(Records for this exercise Opens)

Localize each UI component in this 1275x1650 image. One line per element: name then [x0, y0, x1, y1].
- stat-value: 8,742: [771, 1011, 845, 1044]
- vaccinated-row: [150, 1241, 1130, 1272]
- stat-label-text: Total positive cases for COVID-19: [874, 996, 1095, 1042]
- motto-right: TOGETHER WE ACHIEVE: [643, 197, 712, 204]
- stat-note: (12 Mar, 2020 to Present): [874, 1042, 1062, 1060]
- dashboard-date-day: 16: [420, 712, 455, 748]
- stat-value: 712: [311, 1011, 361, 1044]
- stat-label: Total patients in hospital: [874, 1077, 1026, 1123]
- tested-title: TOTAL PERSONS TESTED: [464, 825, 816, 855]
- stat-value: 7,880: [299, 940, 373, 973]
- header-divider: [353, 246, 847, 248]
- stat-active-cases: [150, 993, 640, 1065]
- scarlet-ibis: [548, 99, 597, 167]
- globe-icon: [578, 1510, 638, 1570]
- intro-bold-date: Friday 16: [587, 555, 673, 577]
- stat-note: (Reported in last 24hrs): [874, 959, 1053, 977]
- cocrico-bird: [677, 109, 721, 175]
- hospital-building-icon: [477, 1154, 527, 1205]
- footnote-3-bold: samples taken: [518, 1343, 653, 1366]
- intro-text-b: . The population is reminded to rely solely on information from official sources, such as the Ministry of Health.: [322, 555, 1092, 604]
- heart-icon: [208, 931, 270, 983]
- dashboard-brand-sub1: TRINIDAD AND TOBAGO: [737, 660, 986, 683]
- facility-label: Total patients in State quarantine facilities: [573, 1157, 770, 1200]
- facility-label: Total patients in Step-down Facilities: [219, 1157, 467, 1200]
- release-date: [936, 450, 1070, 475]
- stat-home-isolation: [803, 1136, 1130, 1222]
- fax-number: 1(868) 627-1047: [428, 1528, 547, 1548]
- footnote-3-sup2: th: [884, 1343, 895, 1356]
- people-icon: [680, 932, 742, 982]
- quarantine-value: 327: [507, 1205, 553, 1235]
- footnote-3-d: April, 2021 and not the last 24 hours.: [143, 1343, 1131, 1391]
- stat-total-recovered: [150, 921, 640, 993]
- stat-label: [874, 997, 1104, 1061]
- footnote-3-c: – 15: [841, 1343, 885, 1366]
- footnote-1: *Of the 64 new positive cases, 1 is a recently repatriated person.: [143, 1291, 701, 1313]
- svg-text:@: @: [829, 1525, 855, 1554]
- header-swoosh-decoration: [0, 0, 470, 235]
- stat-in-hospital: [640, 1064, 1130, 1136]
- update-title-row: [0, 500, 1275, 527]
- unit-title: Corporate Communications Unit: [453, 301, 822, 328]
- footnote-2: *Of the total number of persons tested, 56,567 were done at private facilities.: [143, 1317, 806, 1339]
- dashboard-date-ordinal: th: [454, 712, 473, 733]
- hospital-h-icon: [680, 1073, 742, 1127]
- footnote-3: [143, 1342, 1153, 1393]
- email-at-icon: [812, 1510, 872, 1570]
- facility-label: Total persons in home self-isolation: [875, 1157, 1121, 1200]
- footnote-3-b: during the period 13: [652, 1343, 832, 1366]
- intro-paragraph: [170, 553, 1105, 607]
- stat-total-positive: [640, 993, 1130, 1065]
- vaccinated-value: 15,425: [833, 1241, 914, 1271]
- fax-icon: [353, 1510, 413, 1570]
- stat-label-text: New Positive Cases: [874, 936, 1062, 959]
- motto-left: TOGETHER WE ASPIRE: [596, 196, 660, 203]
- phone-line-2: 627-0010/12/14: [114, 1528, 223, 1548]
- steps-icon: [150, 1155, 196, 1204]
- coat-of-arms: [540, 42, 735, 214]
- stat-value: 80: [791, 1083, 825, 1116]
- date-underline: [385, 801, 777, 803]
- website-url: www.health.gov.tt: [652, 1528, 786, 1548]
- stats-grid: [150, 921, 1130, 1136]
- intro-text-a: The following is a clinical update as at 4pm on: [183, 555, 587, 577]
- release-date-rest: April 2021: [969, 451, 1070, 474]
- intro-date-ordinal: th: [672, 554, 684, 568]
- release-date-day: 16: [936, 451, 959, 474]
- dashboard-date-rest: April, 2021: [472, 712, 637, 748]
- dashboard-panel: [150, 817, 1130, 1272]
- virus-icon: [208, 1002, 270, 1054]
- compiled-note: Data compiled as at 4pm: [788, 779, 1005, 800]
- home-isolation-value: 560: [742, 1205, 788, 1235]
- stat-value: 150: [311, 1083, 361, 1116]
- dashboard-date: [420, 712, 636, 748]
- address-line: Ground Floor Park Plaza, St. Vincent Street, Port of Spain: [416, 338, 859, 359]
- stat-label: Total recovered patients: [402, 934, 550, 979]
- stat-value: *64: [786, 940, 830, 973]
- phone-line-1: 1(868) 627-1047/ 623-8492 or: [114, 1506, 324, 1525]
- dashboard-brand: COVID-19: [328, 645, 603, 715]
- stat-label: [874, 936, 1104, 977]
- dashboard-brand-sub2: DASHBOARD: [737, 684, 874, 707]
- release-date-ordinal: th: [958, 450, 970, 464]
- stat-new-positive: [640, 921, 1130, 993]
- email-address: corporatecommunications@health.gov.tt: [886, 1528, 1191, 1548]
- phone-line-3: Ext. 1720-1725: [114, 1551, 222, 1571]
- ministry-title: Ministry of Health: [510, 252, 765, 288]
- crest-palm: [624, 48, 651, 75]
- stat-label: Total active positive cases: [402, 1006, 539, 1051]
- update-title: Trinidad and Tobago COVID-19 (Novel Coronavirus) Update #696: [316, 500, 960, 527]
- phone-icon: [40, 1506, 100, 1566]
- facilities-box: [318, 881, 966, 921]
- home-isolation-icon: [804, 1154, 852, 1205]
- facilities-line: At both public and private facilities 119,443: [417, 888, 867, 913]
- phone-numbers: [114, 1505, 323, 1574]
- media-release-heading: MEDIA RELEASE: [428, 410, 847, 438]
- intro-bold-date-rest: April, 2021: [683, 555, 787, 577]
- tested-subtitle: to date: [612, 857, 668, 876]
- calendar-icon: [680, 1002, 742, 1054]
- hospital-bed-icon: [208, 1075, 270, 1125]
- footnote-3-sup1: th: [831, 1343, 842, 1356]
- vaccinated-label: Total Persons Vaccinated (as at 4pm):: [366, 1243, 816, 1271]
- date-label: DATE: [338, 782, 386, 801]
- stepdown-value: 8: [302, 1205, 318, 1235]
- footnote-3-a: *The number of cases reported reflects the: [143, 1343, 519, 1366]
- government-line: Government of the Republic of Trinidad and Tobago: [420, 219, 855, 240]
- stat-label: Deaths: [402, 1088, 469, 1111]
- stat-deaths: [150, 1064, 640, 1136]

(Records for this exercise Closes)

## [Task instructions]
Among the entries above, count the lines that contain the word "active" and give the number by itself.

## [Answer space]
2